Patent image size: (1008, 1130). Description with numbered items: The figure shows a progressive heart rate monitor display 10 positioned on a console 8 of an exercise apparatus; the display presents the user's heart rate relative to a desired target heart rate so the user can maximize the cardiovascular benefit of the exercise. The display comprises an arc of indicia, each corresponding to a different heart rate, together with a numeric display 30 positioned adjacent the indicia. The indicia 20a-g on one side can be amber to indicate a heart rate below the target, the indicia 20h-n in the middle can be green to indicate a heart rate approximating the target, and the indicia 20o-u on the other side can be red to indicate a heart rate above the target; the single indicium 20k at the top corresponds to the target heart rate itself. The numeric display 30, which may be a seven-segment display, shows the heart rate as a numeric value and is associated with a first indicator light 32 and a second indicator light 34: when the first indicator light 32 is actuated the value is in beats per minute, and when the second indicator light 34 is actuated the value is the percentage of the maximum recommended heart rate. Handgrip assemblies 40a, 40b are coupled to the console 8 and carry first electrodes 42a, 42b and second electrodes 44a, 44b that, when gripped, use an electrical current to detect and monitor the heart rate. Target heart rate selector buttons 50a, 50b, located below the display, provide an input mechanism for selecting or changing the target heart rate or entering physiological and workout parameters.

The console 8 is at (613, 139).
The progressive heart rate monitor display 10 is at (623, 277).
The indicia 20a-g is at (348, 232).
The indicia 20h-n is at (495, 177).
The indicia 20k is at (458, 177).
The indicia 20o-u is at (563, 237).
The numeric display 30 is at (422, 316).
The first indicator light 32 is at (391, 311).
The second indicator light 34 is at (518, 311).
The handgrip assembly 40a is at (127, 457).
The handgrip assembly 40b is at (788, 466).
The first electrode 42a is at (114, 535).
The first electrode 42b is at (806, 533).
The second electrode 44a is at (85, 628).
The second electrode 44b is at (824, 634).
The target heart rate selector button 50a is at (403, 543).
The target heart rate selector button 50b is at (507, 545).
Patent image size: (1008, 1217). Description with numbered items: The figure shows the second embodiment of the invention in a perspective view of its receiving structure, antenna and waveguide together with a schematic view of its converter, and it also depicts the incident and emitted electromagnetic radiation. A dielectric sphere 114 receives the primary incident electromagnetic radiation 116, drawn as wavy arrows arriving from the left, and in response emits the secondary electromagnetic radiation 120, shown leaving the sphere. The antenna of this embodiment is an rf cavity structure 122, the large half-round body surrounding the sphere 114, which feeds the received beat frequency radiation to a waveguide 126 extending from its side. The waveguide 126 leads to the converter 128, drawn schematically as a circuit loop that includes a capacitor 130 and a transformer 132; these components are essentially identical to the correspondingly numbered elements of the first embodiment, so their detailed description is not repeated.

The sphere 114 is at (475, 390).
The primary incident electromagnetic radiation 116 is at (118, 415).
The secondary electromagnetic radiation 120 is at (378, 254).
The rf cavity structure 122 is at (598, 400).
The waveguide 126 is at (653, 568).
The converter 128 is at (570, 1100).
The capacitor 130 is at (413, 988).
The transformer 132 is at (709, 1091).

» **WHAT TO WORK ON**
Reproduce every line of the data above word for word, with no changes.

» **SOLUTION FOR THIS EXERCISE**
Patent image size: (1008, 1130). Description with numbered items: The figure shows a progressive heart rate monitor display 10 positioned on a console 8 of an exercise apparatus; the display presents the user's heart rate relative to a desired target heart rate so the user can maximize the cardiovascular benefit of the exercise. The display comprises an arc of indicia, each corresponding to a different heart rate, together with a numeric display 30 positioned adjacent the indicia. The indicia 20a-g on one side can be amber to indicate a heart rate below the target, the indicia 20h-n in the middle can be green to indicate a heart rate approximating the target, and the indicia 20o-u on the other side can be red to indicate a heart rate above the target; the single indicium 20k at the top corresponds to the target heart rate itself. The numeric display 30, which may be a seven-segment display, shows the heart rate as a numeric value and is associated with a first indicator light 32 and a second indicator light 34: when the first indicator light 32 is actuated the value is in beats per minute, and when the second indicator light 34 is actuated the value is the percentage of the maximum recommended heart rate. Handgrip assemblies 40a, 40b are coupled to the console 8 and carry first electrodes 42a, 42b and second electrodes 44a, 44b that, when gripped, use an electrical current to detect and monitor the heart rate. Target heart rate selector buttons 50a, 50b, located below the display, provide an input mechanism for selecting or changing the target heart rate or entering physiological and workout parameters.

The console 8 is at (613, 139).
The progressive heart rate monitor display 10 is at (623, 277).
The indicia 20a-g is at (348, 232).
The indicia 20h-n is at (495, 177).
The indicia 20k is at (458, 177).
The indicia 20o-u is at (563, 237).
The numeric display 30 is at (422, 316).
The first indicator light 32 is at (391, 311).
The second indicator light 34 is at (518, 311).
The handgrip assembly 40a is at (127, 457).
The handgrip assembly 40b is at (788, 466).
The first electrode 42a is at (114, 535).
The first electrode 42b is at (806, 533).
The second electrode 44a is at (85, 628).
The second electrode 44b is at (824, 634).
The target heart rate selector button 50a is at (403, 543).
The target heart rate selector button 50b is at (507, 545).
Patent image size: (1008, 1217). Description with numbered items: The figure shows the second embodiment of the invention in a perspective view of its receiving structure, antenna and waveguide together with a schematic view of its converter, and it also depicts the incident and emitted electromagnetic radiation. A dielectric sphere 114 receives the primary incident electromagnetic radiation 116, drawn as wavy arrows arriving from the left, and in response emits the secondary electromagnetic radiation 120, shown leaving the sphere. The antenna of this embodiment is an rf cavity structure 122, the large half-round body surrounding the sphere 114, which feeds the received beat frequency radiation to a waveguide 126 extending from its side. The waveguide 126 leads to the converter 128, drawn schematically as a circuit loop that includes a capacitor 130 and a transformer 132; these components are essentially identical to the correspondingly numbered elements of the first embodiment, so their detailed description is not repeated.

The sphere 114 is at (475, 390).
The primary incident electromagnetic radiation 116 is at (118, 415).
The secondary electromagnetic radiation 120 is at (378, 254).
The rf cavity structure 122 is at (598, 400).
The waveguide 126 is at (653, 568).
The converter 128 is at (570, 1100).
The capacitor 130 is at (413, 988).
The transformer 132 is at (709, 1091).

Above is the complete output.